====== Excerpted data
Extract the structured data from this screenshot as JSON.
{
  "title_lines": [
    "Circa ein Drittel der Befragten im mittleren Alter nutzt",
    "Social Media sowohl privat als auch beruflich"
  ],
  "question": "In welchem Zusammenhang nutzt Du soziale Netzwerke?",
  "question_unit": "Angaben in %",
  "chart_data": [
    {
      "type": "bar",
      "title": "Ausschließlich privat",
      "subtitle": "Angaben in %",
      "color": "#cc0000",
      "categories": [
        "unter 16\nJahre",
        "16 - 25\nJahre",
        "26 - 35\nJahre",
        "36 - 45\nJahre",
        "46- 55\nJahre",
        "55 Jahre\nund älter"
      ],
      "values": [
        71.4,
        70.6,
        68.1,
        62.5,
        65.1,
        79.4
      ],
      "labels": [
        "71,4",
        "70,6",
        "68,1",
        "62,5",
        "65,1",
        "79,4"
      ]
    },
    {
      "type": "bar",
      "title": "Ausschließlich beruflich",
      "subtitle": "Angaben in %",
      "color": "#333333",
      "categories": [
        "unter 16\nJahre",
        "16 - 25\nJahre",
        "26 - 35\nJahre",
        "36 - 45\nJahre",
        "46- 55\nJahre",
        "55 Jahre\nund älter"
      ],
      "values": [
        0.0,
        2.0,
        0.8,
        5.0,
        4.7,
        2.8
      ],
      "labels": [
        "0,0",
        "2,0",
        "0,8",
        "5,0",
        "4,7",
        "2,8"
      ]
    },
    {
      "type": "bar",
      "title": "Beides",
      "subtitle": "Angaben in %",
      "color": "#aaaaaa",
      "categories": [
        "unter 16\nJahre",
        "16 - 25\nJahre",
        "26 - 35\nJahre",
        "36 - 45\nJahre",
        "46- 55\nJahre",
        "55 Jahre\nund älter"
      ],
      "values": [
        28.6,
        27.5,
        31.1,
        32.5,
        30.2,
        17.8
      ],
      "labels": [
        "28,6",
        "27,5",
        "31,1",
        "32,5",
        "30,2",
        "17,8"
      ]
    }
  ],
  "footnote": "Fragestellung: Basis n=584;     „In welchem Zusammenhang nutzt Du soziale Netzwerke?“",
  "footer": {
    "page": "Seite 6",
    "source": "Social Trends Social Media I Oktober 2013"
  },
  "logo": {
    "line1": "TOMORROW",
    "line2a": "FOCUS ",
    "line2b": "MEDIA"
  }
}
============
Reproduce the material exactly, with every line intact.

Extract the structured data from this screenshot as JSON.
{
  "title_lines": [
    "Circa ein Drittel der Befragten im mittleren Alter nutzt",
    "Social Media sowohl privat als auch beruflich"
  ],
  "question": "In welchem Zusammenhang nutzt Du soziale Netzwerke?",
  "question_unit": "Angaben in %",
  "chart_data": [
    {
      "type": "bar",
      "title": "Ausschließlich privat",
      "subtitle": "Angaben in %",
      "color": "#cc0000",
      "categories": [
        "unter 16\nJahre",
        "16 - 25\nJahre",
        "26 - 35\nJahre",
        "36 - 45\nJahre",
        "46- 55\nJahre",
        "55 Jahre\nund älter"
      ],
      "values": [
        71.4,
        70.6,
        68.1,
        62.5,
        65.1,
        79.4
      ],
      "labels": [
        "71,4",
        "70,6",
        "68,1",
        "62,5",
        "65,1",
        "79,4"
      ]
    },
    {
      "type": "bar",
      "title": "Ausschließlich beruflich",
      "subtitle": "Angaben in %",
      "color": "#333333",
      "categories": [
        "unter 16\nJahre",
        "16 - 25\nJahre",
        "26 - 35\nJahre",
        "36 - 45\nJahre",
        "46- 55\nJahre",
        "55 Jahre\nund älter"
      ],
      "values": [
        0.0,
        2.0,
        0.8,
        5.0,
        4.7,
        2.8
      ],
      "labels": [
        "0,0",
        "2,0",
        "0,8",
        "5,0",
        "4,7",
        "2,8"
      ]
    },
    {
      "type": "bar",
      "title": "Beides",
      "subtitle": "Angaben in %",
      "color": "#aaaaaa",
      "categories": [
        "unter 16\nJahre",
        "16 - 25\nJahre",
        "26 - 35\nJahre",
        "36 - 45\nJahre",
        "46- 55\nJahre",
        "55 Jahre\nund älter"
      ],
      "values": [
        28.6,
        27.5,
        31.1,
        32.5,
        30.2,
        17.8
      ],
      "labels": [
        "28,6",
        "27,5",
        "31,1",
        "32,5",
        "30,2",
        "17,8"
      ]
    }
  ],
  "footnote": "Fragestellung: Basis n=584;     „In welchem Zusammenhang nutzt Du soziale Netzwerke?“",
  "footer": {
    "page": "Seite 6",
    "source": "Social Trends Social Media I Oktober 2013"
  },
  "logo": {
    "line1": "TOMORROW",
    "line2a": "FOCUS ",
    "line2b": "MEDIA"
  }
}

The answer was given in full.